Records from a collection of figures
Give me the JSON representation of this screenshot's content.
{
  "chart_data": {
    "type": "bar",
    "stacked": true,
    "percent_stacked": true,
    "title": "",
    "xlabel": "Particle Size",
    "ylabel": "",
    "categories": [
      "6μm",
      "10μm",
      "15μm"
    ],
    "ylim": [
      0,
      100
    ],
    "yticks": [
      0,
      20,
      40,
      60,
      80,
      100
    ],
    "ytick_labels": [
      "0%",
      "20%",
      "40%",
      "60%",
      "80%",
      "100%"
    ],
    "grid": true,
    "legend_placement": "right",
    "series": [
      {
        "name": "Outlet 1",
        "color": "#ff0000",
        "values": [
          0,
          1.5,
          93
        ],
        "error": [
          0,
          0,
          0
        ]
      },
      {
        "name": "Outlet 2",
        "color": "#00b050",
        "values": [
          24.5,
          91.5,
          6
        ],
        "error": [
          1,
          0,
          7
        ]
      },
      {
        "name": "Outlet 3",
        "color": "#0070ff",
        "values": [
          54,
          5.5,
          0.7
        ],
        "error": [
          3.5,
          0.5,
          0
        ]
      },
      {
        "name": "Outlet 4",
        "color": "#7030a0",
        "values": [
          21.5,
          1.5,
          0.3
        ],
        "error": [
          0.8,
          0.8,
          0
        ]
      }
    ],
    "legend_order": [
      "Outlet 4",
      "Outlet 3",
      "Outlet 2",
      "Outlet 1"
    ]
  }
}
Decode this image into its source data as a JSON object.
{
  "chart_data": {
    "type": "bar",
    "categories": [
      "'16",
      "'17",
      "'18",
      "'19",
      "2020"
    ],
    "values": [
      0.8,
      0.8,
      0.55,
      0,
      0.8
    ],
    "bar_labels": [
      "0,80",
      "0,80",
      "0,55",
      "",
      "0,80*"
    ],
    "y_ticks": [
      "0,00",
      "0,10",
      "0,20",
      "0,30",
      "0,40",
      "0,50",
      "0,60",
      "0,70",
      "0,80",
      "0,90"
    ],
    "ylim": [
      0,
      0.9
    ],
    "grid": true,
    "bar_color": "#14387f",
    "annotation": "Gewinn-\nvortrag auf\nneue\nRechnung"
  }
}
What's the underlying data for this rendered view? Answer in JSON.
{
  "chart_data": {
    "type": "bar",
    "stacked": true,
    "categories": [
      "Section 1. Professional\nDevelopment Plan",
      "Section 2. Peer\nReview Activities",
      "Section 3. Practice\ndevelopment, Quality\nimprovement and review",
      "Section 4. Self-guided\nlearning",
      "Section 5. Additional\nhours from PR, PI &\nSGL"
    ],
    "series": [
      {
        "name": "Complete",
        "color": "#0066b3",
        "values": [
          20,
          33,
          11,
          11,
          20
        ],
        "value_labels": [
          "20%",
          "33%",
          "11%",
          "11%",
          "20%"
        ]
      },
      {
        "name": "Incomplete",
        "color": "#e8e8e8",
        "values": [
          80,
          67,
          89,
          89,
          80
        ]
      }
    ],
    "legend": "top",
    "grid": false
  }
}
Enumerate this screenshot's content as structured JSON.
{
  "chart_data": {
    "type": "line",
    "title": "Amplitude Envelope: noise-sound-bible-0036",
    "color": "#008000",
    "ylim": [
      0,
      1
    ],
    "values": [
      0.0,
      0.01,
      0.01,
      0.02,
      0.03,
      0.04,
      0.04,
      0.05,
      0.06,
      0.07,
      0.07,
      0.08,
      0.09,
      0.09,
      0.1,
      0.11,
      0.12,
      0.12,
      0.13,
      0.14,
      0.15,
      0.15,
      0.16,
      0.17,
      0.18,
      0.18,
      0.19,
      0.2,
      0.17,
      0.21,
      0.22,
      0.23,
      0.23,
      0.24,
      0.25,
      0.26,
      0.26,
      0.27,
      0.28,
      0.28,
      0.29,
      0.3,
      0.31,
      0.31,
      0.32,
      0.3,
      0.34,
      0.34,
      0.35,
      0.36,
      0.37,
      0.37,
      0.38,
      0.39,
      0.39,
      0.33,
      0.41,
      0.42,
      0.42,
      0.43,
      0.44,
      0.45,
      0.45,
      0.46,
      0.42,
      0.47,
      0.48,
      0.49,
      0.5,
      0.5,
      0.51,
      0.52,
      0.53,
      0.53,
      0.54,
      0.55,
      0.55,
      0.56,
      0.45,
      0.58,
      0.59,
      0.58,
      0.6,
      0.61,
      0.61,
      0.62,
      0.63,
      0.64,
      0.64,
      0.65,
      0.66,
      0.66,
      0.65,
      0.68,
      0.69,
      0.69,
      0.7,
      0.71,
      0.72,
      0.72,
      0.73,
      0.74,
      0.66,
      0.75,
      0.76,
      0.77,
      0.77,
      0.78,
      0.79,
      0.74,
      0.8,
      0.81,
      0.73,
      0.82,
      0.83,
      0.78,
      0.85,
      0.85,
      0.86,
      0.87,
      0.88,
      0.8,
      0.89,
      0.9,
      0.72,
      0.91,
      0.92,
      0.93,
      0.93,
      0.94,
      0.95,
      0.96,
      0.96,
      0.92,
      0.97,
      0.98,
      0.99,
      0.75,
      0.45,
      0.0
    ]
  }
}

WHAT TO PRODUCE -> Pick out all lines from the data above in which the word "content" appears.

PROBLEM SOLUTION ->
Give me the JSON representation of this screenshot's content.
Enumerate this screenshot's content as structured JSON.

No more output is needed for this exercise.